> _OBJECTIVE_
Extract every entry word for word. Skip the pictures.

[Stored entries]

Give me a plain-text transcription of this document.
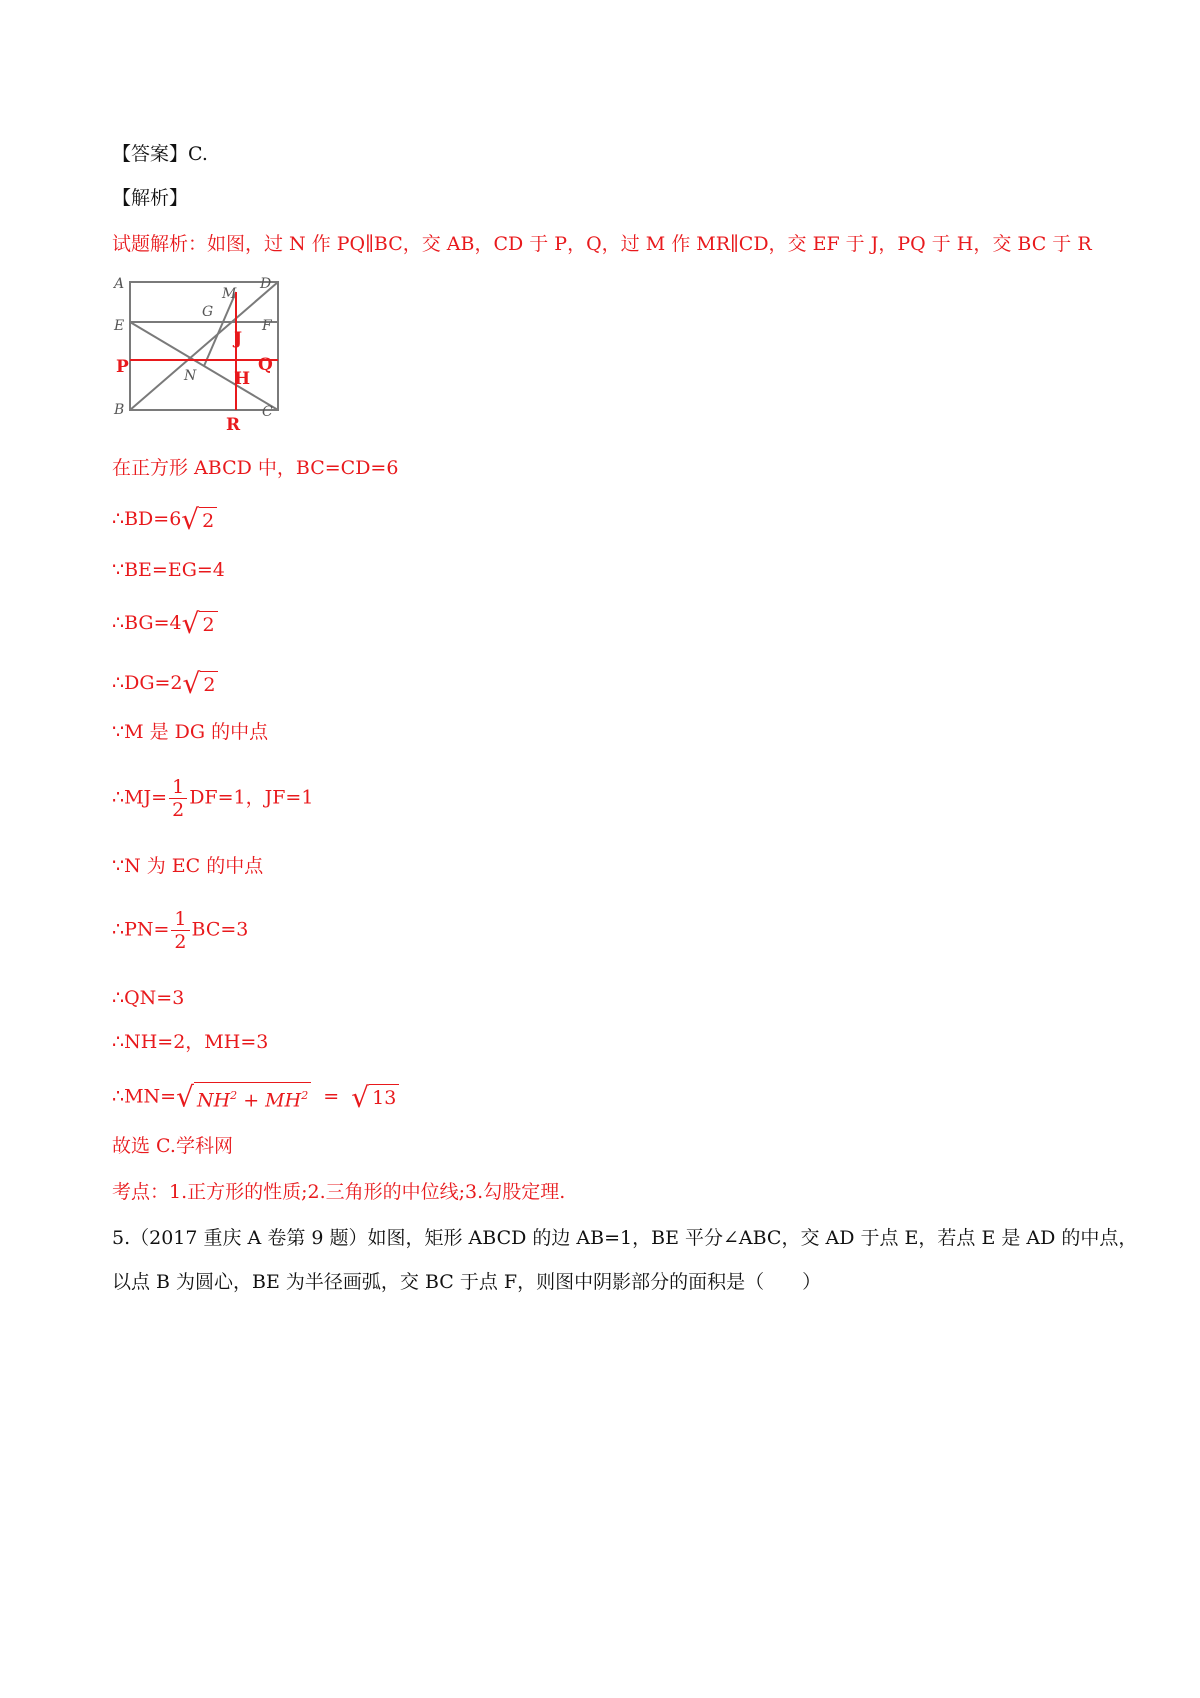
【答案】C.
【解析】
试题解析：如图，过 N 作 PQ∥BC，交 AB，CD 于 P，Q，过 M 作 MR∥CD，交 EF 于 J，PQ 于 H，交 BC 于 R
A	D
E	F
G
M
N
B	C
P	Q
J
H
R
在正方形 ABCD 中，BC=CD=6
∴BD=6√ 2
∵BE=EG=4
∴BG=4√ 2
∴DG=2√ 2
∵M 是 DG 的中点
∴MJ= $\frac{1}{2} DF=1$，JF=1
∵N 为 EC 的中点
∴PN= $\frac{1}{2} BC=3$
∴QN=3
∴NH=2，MH=3
∴MN=√ $NH^2 + MH^2$ = √ 13
故选 C.学科网
考点：1.正方形的性质;2.三角形的中位线;3.勾股定理.
5.（2017 重庆 A 卷第 9 题）如图，矩形 ABCD 的边 AB=1，BE 平分∠ABC，交 AD 于点 E，若点 E 是 AD 的中点，
以点 B 为圆心，BE 为半径画弧，交 BC 于点 F，则图中阴影部分的面积是（　　）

> _TASK SOLUTION_
Give me a plain-text transcription of this document.
【答案】C.
【解析】
试题解析：如图，过 N 作 PQ∥BC，交 AB，CD 于 P，Q，过 M 作 MR∥CD，交 EF 于 J，PQ 于 H，交 BC 于 R
A	D
E	F
G
M
N
B	C
P	Q
J
H
R
在正方形 ABCD 中，BC=CD=6
∴BD=6√ 2
∵BE=EG=4
∴BG=4√ 2
∴DG=2√ 2
∵M 是 DG 的中点
∴MJ= $\frac{1}{2} DF=1$，JF=1
∵N 为 EC 的中点
∴PN= $\frac{1}{2} BC=3$
∴QN=3
∴NH=2，MH=3
∴MN=√ $NH^2 + MH^2$ = √ 13
故选 C.学科网
考点：1.正方形的性质;2.三角形的中位线;3.勾股定理.
5.（2017 重庆 A 卷第 9 题）如图，矩形 ABCD 的边 AB=1，BE 平分∠ABC，交 AD 于点 E，若点 E 是 AD 的中点，
以点 B 为圆心，BE 为半径画弧，交 BC 于点 F，则图中阴影部分的面积是（　　）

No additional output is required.